--- Start TASK DATA ---
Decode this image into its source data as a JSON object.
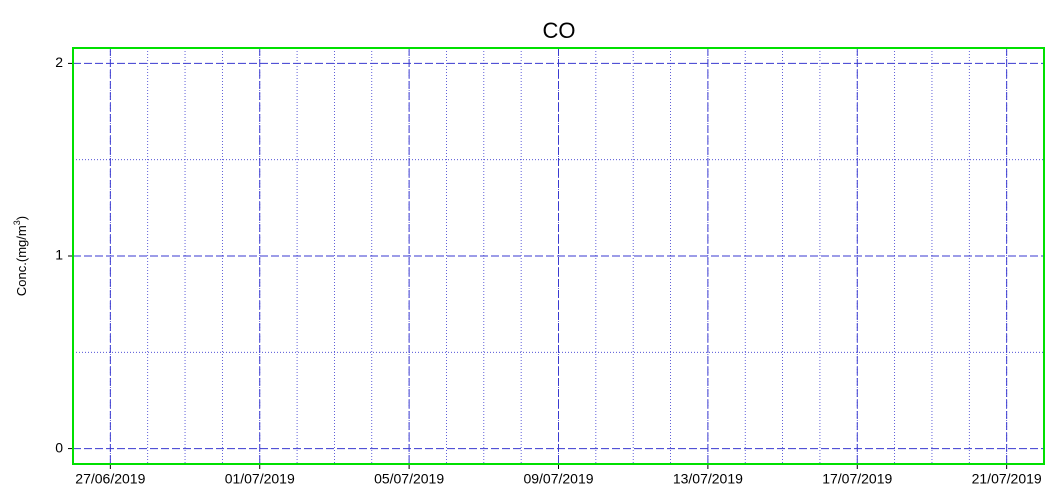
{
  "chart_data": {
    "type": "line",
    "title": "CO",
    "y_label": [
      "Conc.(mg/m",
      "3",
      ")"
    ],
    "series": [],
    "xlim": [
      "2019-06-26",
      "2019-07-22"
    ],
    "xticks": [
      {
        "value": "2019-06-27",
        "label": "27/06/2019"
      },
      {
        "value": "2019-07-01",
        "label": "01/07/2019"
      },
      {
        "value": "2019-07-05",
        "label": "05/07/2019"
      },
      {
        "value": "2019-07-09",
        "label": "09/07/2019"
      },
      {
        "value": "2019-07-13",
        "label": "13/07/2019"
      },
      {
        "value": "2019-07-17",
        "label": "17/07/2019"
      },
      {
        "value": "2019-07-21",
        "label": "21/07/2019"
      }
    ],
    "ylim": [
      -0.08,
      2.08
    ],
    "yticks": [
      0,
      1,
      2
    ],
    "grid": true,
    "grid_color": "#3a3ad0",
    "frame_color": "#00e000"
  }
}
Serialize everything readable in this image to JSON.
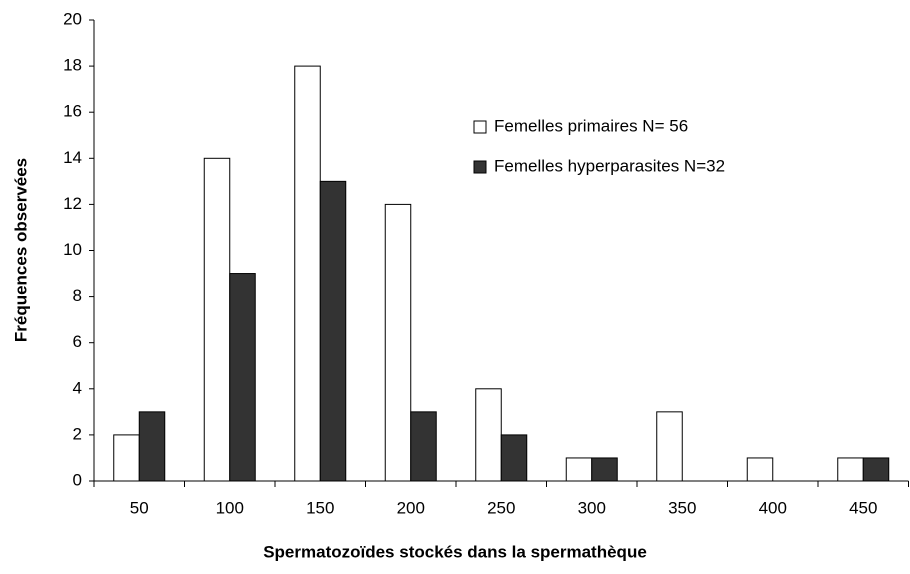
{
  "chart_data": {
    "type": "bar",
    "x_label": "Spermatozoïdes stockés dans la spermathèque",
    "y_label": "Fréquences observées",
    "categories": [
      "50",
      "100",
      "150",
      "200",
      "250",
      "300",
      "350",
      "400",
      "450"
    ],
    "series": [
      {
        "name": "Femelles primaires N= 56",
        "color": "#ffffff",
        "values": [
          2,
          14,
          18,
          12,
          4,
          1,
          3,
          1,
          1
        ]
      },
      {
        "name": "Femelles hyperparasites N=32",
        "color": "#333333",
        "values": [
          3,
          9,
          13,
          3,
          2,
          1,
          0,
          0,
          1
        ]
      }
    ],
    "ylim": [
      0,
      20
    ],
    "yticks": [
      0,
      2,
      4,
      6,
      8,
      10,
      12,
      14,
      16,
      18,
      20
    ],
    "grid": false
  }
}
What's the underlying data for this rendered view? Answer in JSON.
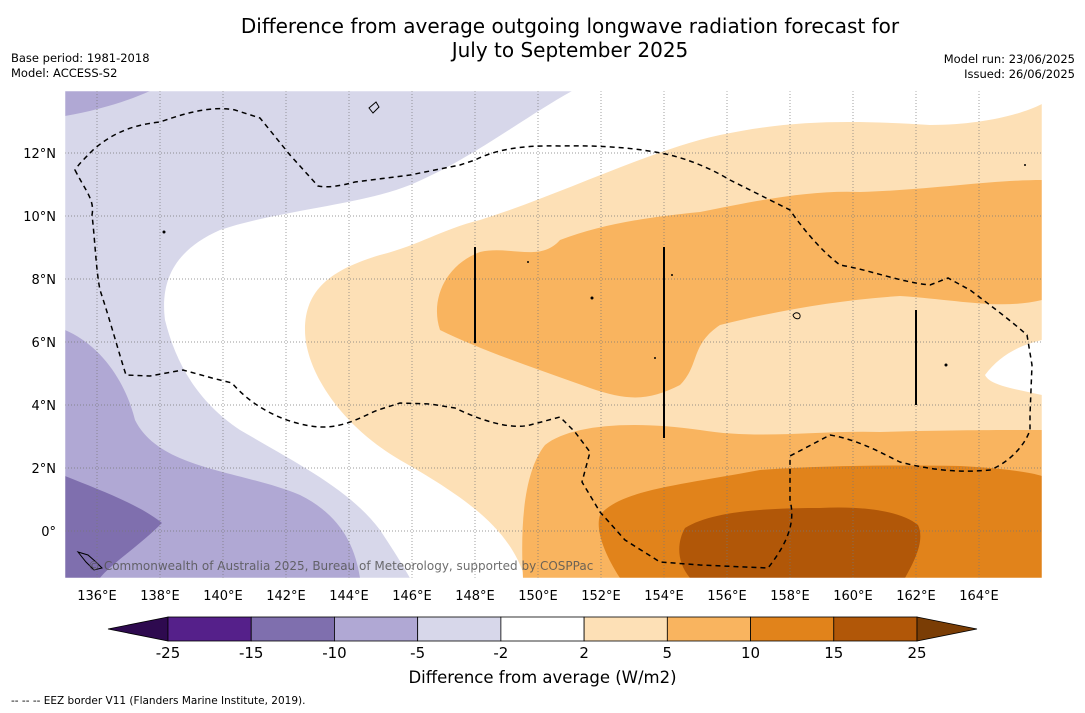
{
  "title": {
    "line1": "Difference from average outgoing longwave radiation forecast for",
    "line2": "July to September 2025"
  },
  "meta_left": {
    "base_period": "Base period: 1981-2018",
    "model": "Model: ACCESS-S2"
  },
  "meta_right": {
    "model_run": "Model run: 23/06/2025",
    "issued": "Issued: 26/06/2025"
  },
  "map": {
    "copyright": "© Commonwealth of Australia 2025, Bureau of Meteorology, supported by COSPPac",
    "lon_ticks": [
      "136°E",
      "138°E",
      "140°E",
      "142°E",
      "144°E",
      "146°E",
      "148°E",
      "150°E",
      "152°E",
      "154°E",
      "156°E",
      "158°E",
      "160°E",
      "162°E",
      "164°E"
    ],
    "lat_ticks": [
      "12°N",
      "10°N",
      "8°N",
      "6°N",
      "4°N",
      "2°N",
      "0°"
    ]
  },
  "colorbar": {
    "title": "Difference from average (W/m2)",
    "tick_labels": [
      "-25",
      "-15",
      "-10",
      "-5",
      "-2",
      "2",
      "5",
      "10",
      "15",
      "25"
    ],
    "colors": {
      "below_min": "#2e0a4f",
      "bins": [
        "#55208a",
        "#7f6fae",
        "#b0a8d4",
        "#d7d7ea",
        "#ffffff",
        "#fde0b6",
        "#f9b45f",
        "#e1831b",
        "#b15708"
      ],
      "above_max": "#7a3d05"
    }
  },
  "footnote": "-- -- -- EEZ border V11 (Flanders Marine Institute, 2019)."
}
--- End TASK DATA ---
_WHAT YOU HAVE TO DO_. Quote, without alteration, the lines running from the line containing "What's the underlying" to the last line of the entries, and include no pictures.

_EXERCISE OUTPUT_.
What's the underlying data for this rendered view? Answer in JSON.
{
  "title": {
    "line1": "Difference from average outgoing longwave radiation forecast for",
    "line2": "July to September 2025"
  },
  "meta_left": {
    "base_period": "Base period: 1981-2018",
    "model": "Model: ACCESS-S2"
  },
  "meta_right": {
    "model_run": "Model run: 23/06/2025",
    "issued": "Issued: 26/06/2025"
  },
  "map": {
    "copyright": "© Commonwealth of Australia 2025, Bureau of Meteorology, supported by COSPPac",
    "lon_ticks": [
      "136°E",
      "138°E",
      "140°E",
      "142°E",
      "144°E",
      "146°E",
      "148°E",
      "150°E",
      "152°E",
      "154°E",
      "156°E",
      "158°E",
      "160°E",
      "162°E",
      "164°E"
    ],
    "lat_ticks": [
      "12°N",
      "10°N",
      "8°N",
      "6°N",
      "4°N",
      "2°N",
      "0°"
    ]
  },
  "colorbar": {
    "title": "Difference from average (W/m2)",
    "tick_labels": [
      "-25",
      "-15",
      "-10",
      "-5",
      "-2",
      "2",
      "5",
      "10",
      "15",
      "25"
    ],
    "colors": {
      "below_min": "#2e0a4f",
      "bins": [
        "#55208a",
        "#7f6fae",
        "#b0a8d4",
        "#d7d7ea",
        "#ffffff",
        "#fde0b6",
        "#f9b45f",
        "#e1831b",
        "#b15708"
      ],
      "above_max": "#7a3d05"
    }
  },
  "footnote": "-- -- -- EEZ border V11 (Flanders Marine Institute, 2019)."
}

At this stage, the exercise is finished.